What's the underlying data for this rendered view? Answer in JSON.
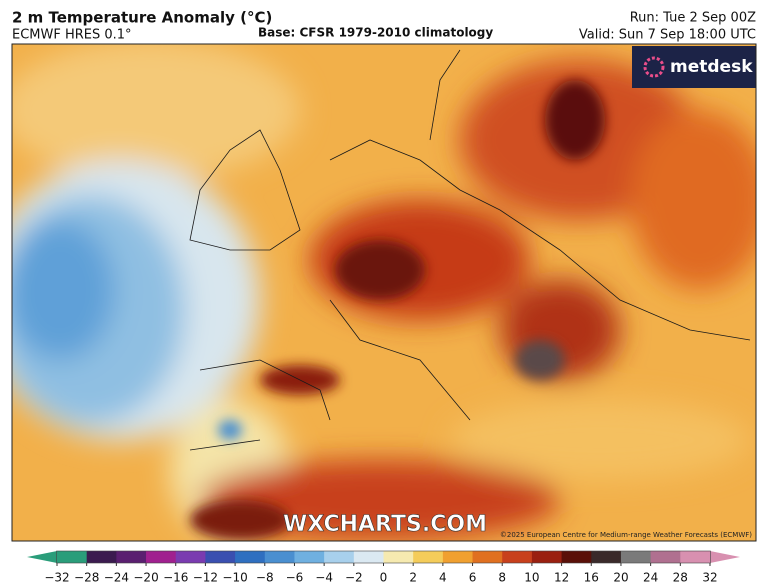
{
  "header": {
    "title": "2 m Temperature Anomaly (°C)",
    "model": "ECMWF HRES 0.1°",
    "base": "Base: CFSR 1979-2010 climatology",
    "run": "Run: Tue 2 Sep 00Z",
    "valid": "Valid: Sun 7 Sep 18:00 UTC"
  },
  "logo": "metdesk",
  "watermark": "WXCHARTS.COM",
  "credit": "©2025 European Centre for Medium-range Weather Forecasts (ECMWF)",
  "colorbar": {
    "ticks": [
      {
        "value": -32,
        "label": "−32"
      },
      {
        "value": -28,
        "label": "−28"
      },
      {
        "value": -24,
        "label": "−24"
      },
      {
        "value": -20,
        "label": "−20"
      },
      {
        "value": -16,
        "label": "−16"
      },
      {
        "value": -12,
        "label": "−12"
      },
      {
        "value": -10,
        "label": "−10"
      },
      {
        "value": -8,
        "label": "−8"
      },
      {
        "value": -6,
        "label": "−6"
      },
      {
        "value": -4,
        "label": "−4"
      },
      {
        "value": -2,
        "label": "−2"
      },
      0,
      2,
      4,
      6,
      8,
      10,
      12,
      16,
      20,
      24,
      28,
      32
    ],
    "colors": [
      "#2a9d7a",
      "#3b1b4f",
      "#5a1f70",
      "#a0208f",
      "#7a3bb0",
      "#3a4fb0",
      "#2f6fc0",
      "#4a8fd0",
      "#6fb0e0",
      "#a8d0ec",
      "#dbe9f2",
      "#f6eab0",
      "#f4cc5a",
      "#f0a030",
      "#e07020",
      "#c8401c",
      "#9a2010",
      "#5a1008",
      "#3a2a2a",
      "#7a7a7a",
      "#b07090",
      "#d890b0"
    ]
  }
}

════════════════════

- Problem description
Reproduce the entries above without change, omitting all pictures.

- Task solution
What's the underlying data for this rendered view? Answer in JSON.
{
  "header": {
    "title": "2 m Temperature Anomaly (°C)",
    "model": "ECMWF HRES 0.1°",
    "base": "Base: CFSR 1979-2010 climatology",
    "run": "Run: Tue 2 Sep 00Z",
    "valid": "Valid: Sun 7 Sep 18:00 UTC"
  },
  "logo": "metdesk",
  "watermark": "WXCHARTS.COM",
  "credit": "©2025 European Centre for Medium-range Weather Forecasts (ECMWF)",
  "colorbar": {
    "ticks": [
      {
        "value": -32,
        "label": "−32"
      },
      {
        "value": -28,
        "label": "−28"
      },
      {
        "value": -24,
        "label": "−24"
      },
      {
        "value": -20,
        "label": "−20"
      },
      {
        "value": -16,
        "label": "−16"
      },
      {
        "value": -12,
        "label": "−12"
      },
      {
        "value": -10,
        "label": "−10"
      },
      {
        "value": -8,
        "label": "−8"
      },
      {
        "value": -6,
        "label": "−6"
      },
      {
        "value": -4,
        "label": "−4"
      },
      {
        "value": -2,
        "label": "−2"
      },
      0,
      2,
      4,
      6,
      8,
      10,
      12,
      16,
      20,
      24,
      28,
      32
    ],
    "colors": [
      "#2a9d7a",
      "#3b1b4f",
      "#5a1f70",
      "#a0208f",
      "#7a3bb0",
      "#3a4fb0",
      "#2f6fc0",
      "#4a8fd0",
      "#6fb0e0",
      "#a8d0ec",
      "#dbe9f2",
      "#f6eab0",
      "#f4cc5a",
      "#f0a030",
      "#e07020",
      "#c8401c",
      "#9a2010",
      "#5a1008",
      "#3a2a2a",
      "#7a7a7a",
      "#b07090",
      "#d890b0"
    ]
  }
}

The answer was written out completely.